Which lines in the records below contain the word "folder"? Copy each of them.

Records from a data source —
------------
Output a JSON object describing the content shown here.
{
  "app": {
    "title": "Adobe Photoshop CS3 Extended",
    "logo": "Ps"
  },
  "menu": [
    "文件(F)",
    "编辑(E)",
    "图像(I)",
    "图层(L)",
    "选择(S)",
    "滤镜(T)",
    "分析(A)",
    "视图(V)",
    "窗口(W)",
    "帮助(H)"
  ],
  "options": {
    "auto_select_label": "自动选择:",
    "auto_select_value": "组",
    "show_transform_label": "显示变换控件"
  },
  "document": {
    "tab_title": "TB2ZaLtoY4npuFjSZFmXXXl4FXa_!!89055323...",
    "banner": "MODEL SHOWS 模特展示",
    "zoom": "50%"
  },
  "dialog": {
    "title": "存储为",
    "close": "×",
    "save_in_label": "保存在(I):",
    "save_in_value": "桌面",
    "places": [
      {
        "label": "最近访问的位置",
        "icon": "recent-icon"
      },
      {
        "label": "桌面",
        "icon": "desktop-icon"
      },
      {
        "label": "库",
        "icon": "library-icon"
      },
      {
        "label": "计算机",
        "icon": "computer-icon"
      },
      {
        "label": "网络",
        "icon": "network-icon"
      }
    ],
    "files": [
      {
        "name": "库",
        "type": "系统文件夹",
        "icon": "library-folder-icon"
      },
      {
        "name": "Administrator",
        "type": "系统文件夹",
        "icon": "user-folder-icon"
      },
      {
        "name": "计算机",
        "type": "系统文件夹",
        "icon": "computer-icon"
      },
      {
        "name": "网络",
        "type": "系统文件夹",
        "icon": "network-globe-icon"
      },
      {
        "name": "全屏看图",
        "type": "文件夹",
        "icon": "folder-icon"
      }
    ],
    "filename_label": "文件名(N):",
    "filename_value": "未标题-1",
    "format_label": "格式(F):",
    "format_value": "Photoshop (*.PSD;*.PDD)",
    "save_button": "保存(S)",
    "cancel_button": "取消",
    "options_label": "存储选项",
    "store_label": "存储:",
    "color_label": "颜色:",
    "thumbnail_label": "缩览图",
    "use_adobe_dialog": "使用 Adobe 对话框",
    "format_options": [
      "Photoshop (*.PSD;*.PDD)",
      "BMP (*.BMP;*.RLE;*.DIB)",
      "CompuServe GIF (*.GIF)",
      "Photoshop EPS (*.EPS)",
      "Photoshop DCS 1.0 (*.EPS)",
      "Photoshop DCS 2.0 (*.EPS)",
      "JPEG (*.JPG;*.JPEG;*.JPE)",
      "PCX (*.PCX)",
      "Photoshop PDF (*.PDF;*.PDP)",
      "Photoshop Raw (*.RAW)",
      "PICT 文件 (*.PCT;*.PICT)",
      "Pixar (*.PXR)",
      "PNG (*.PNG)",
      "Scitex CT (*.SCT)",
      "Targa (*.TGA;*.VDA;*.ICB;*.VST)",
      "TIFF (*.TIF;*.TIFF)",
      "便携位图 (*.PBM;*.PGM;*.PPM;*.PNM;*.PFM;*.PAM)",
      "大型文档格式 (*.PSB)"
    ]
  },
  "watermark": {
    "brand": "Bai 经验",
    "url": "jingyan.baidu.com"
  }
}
------------
TASK OUTPUT —
        "icon": "library-folder-icon"
        "icon": "user-folder-icon"
        "icon": "folder-icon"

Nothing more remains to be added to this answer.